BRIEF:
Reproduce each line exactly. Skip none.

Excerpts from a figure dataset:
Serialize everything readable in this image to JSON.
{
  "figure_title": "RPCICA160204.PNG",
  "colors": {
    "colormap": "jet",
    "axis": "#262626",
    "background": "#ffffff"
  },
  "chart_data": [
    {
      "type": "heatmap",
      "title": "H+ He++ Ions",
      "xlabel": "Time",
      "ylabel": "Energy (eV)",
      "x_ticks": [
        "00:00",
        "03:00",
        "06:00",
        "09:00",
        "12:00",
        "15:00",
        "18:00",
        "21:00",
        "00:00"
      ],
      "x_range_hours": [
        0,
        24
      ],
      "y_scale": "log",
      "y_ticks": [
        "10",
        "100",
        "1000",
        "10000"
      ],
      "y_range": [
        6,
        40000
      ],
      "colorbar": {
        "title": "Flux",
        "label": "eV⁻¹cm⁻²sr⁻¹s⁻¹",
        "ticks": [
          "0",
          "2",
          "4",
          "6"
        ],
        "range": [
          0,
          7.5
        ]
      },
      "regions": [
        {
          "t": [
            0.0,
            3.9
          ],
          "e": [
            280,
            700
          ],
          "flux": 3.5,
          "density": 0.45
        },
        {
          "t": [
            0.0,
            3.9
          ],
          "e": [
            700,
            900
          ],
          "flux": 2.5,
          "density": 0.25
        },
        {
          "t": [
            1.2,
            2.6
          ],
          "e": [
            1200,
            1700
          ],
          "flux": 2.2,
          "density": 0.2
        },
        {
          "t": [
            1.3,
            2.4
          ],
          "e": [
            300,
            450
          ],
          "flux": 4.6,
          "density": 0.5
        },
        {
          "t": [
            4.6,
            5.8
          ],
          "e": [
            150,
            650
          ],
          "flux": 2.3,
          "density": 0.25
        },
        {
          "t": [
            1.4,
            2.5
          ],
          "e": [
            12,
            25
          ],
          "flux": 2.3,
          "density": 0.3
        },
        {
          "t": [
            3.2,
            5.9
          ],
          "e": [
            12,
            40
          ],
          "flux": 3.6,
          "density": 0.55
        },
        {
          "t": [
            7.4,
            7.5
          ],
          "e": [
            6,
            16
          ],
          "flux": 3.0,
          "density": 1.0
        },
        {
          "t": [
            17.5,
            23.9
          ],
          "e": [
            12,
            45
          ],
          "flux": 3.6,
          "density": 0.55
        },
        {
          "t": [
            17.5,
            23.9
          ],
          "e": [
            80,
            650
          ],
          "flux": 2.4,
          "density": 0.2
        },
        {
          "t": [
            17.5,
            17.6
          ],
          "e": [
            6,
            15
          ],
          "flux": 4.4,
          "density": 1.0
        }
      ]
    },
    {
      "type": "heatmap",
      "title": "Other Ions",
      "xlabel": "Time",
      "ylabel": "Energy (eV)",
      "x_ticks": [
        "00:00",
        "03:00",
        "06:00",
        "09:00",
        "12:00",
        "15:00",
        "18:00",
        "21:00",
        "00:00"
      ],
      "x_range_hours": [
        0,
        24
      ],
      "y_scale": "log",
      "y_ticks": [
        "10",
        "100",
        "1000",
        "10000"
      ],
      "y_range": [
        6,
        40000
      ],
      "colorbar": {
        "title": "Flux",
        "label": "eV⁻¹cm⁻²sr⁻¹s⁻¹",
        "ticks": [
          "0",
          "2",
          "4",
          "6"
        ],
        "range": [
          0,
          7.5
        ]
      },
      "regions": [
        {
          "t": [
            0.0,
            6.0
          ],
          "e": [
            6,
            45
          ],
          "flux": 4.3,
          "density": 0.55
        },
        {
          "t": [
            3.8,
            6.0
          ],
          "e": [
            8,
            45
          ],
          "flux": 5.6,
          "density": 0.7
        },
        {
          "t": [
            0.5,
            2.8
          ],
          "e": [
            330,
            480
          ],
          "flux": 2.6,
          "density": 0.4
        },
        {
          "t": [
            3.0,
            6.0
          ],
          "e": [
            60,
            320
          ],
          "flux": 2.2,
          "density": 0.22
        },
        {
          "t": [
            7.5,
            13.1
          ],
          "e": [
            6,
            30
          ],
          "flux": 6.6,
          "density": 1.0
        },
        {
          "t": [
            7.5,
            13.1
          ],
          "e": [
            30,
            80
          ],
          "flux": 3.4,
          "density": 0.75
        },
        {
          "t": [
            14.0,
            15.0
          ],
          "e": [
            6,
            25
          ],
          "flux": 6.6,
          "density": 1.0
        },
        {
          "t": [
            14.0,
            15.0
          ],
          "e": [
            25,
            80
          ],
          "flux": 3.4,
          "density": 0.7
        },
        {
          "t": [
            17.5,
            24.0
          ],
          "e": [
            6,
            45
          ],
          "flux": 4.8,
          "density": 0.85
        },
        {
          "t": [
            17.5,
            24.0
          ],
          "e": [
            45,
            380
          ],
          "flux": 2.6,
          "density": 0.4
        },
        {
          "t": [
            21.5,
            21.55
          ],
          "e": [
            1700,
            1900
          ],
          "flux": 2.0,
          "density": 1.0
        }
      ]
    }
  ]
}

RESPONSE TO THIS EXERCISE:
Serialize everything readable in this image to JSON.
{
  "figure_title": "RPCICA160204.PNG",
  "colors": {
    "colormap": "jet",
    "axis": "#262626",
    "background": "#ffffff"
  },
  "chart_data": [
    {
      "type": "heatmap",
      "title": "H+ He++ Ions",
      "xlabel": "Time",
      "ylabel": "Energy (eV)",
      "x_ticks": [
        "00:00",
        "03:00",
        "06:00",
        "09:00",
        "12:00",
        "15:00",
        "18:00",
        "21:00",
        "00:00"
      ],
      "x_range_hours": [
        0,
        24
      ],
      "y_scale": "log",
      "y_ticks": [
        "10",
        "100",
        "1000",
        "10000"
      ],
      "y_range": [
        6,
        40000
      ],
      "colorbar": {
        "title": "Flux",
        "label": "eV⁻¹cm⁻²sr⁻¹s⁻¹",
        "ticks": [
          "0",
          "2",
          "4",
          "6"
        ],
        "range": [
          0,
          7.5
        ]
      },
      "regions": [
        {
          "t": [
            0.0,
            3.9
          ],
          "e": [
            280,
            700
          ],
          "flux": 3.5,
          "density": 0.45
        },
        {
          "t": [
            0.0,
            3.9
          ],
          "e": [
            700,
            900
          ],
          "flux": 2.5,
          "density": 0.25
        },
        {
          "t": [
            1.2,
            2.6
          ],
          "e": [
            1200,
            1700
          ],
          "flux": 2.2,
          "density": 0.2
        },
        {
          "t": [
            1.3,
            2.4
          ],
          "e": [
            300,
            450
          ],
          "flux": 4.6,
          "density": 0.5
        },
        {
          "t": [
            4.6,
            5.8
          ],
          "e": [
            150,
            650
          ],
          "flux": 2.3,
          "density": 0.25
        },
        {
          "t": [
            1.4,
            2.5
          ],
          "e": [
            12,
            25
          ],
          "flux": 2.3,
          "density": 0.3
        },
        {
          "t": [
            3.2,
            5.9
          ],
          "e": [
            12,
            40
          ],
          "flux": 3.6,
          "density": 0.55
        },
        {
          "t": [
            7.4,
            7.5
          ],
          "e": [
            6,
            16
          ],
          "flux": 3.0,
          "density": 1.0
        },
        {
          "t": [
            17.5,
            23.9
          ],
          "e": [
            12,
            45
          ],
          "flux": 3.6,
          "density": 0.55
        },
        {
          "t": [
            17.5,
            23.9
          ],
          "e": [
            80,
            650
          ],
          "flux": 2.4,
          "density": 0.2
        },
        {
          "t": [
            17.5,
            17.6
          ],
          "e": [
            6,
            15
          ],
          "flux": 4.4,
          "density": 1.0
        }
      ]
    },
    {
      "type": "heatmap",
      "title": "Other Ions",
      "xlabel": "Time",
      "ylabel": "Energy (eV)",
      "x_ticks": [
        "00:00",
        "03:00",
        "06:00",
        "09:00",
        "12:00",
        "15:00",
        "18:00",
        "21:00",
        "00:00"
      ],
      "x_range_hours": [
        0,
        24
      ],
      "y_scale": "log",
      "y_ticks": [
        "10",
        "100",
        "1000",
        "10000"
      ],
      "y_range": [
        6,
        40000
      ],
      "colorbar": {
        "title": "Flux",
        "label": "eV⁻¹cm⁻²sr⁻¹s⁻¹",
        "ticks": [
          "0",
          "2",
          "4",
          "6"
        ],
        "range": [
          0,
          7.5
        ]
      },
      "regions": [
        {
          "t": [
            0.0,
            6.0
          ],
          "e": [
            6,
            45
          ],
          "flux": 4.3,
          "density": 0.55
        },
        {
          "t": [
            3.8,
            6.0
          ],
          "e": [
            8,
            45
          ],
          "flux": 5.6,
          "density": 0.7
        },
        {
          "t": [
            0.5,
            2.8
          ],
          "e": [
            330,
            480
          ],
          "flux": 2.6,
          "density": 0.4
        },
        {
          "t": [
            3.0,
            6.0
          ],
          "e": [
            60,
            320
          ],
          "flux": 2.2,
          "density": 0.22
        },
        {
          "t": [
            7.5,
            13.1
          ],
          "e": [
            6,
            30
          ],
          "flux": 6.6,
          "density": 1.0
        },
        {
          "t": [
            7.5,
            13.1
          ],
          "e": [
            30,
            80
          ],
          "flux": 3.4,
          "density": 0.75
        },
        {
          "t": [
            14.0,
            15.0
          ],
          "e": [
            6,
            25
          ],
          "flux": 6.6,
          "density": 1.0
        },
        {
          "t": [
            14.0,
            15.0
          ],
          "e": [
            25,
            80
          ],
          "flux": 3.4,
          "density": 0.7
        },
        {
          "t": [
            17.5,
            24.0
          ],
          "e": [
            6,
            45
          ],
          "flux": 4.8,
          "density": 0.85
        },
        {
          "t": [
            17.5,
            24.0
          ],
          "e": [
            45,
            380
          ],
          "flux": 2.6,
          "density": 0.4
        },
        {
          "t": [
            21.5,
            21.55
          ],
          "e": [
            1700,
            1900
          ],
          "flux": 2.0,
          "density": 1.0
        }
      ]
    }
  ]
}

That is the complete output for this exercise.